Task requirements — Extract the records below word for word and ignore the images.

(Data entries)
......
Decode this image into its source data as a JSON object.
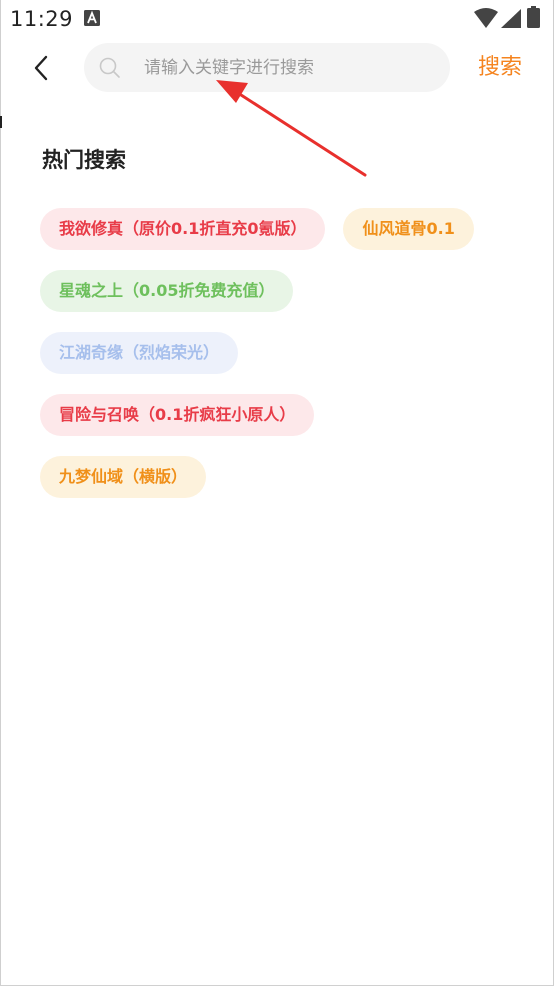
{
  "status_bar": {
    "time": "11:29",
    "notification_icon": "a-notification-icon"
  },
  "header": {
    "back_icon": "chevron-left-icon",
    "search": {
      "placeholder": "请输入关键字进行搜索",
      "value": ""
    },
    "search_button_label": "搜索"
  },
  "hot_search": {
    "title": "热门搜索",
    "tags": [
      {
        "label": "我欲修真（原价0.1折直充0氪版）",
        "text_color": "#e83c48",
        "bg_color": "#fde8ea"
      },
      {
        "label": "仙风道骨0.1",
        "text_color": "#f0901a",
        "bg_color": "#fdf2dc"
      },
      {
        "label": "星魂之上（0.05折免费充值）",
        "text_color": "#6ec05d",
        "bg_color": "#e8f5e6"
      },
      {
        "label": "江湖奇缘（烈焰荣光）",
        "text_color": "#a6bfec",
        "bg_color": "#edf1fb"
      },
      {
        "label": "冒险与召唤（0.1折疯狂小原人）",
        "text_color": "#e83c48",
        "bg_color": "#fde8ea"
      },
      {
        "label": "九梦仙域（横版）",
        "text_color": "#f0901a",
        "bg_color": "#fdf2dc"
      }
    ]
  },
  "colors": {
    "accent": "#f5841f",
    "annotation_arrow": "#e8302d"
  }
}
......
Result of this task —
Decode this image into its source data as a JSON object.
{
  "status_bar": {
    "time": "11:29",
    "notification_icon": "a-notification-icon"
  },
  "header": {
    "back_icon": "chevron-left-icon",
    "search": {
      "placeholder": "请输入关键字进行搜索",
      "value": ""
    },
    "search_button_label": "搜索"
  },
  "hot_search": {
    "title": "热门搜索",
    "tags": [
      {
        "label": "我欲修真（原价0.1折直充0氪版）",
        "text_color": "#e83c48",
        "bg_color": "#fde8ea"
      },
      {
        "label": "仙风道骨0.1",
        "text_color": "#f0901a",
        "bg_color": "#fdf2dc"
      },
      {
        "label": "星魂之上（0.05折免费充值）",
        "text_color": "#6ec05d",
        "bg_color": "#e8f5e6"
      },
      {
        "label": "江湖奇缘（烈焰荣光）",
        "text_color": "#a6bfec",
        "bg_color": "#edf1fb"
      },
      {
        "label": "冒险与召唤（0.1折疯狂小原人）",
        "text_color": "#e83c48",
        "bg_color": "#fde8ea"
      },
      {
        "label": "九梦仙域（横版）",
        "text_color": "#f0901a",
        "bg_color": "#fdf2dc"
      }
    ]
  },
  "colors": {
    "accent": "#f5841f",
    "annotation_arrow": "#e8302d"
  }
}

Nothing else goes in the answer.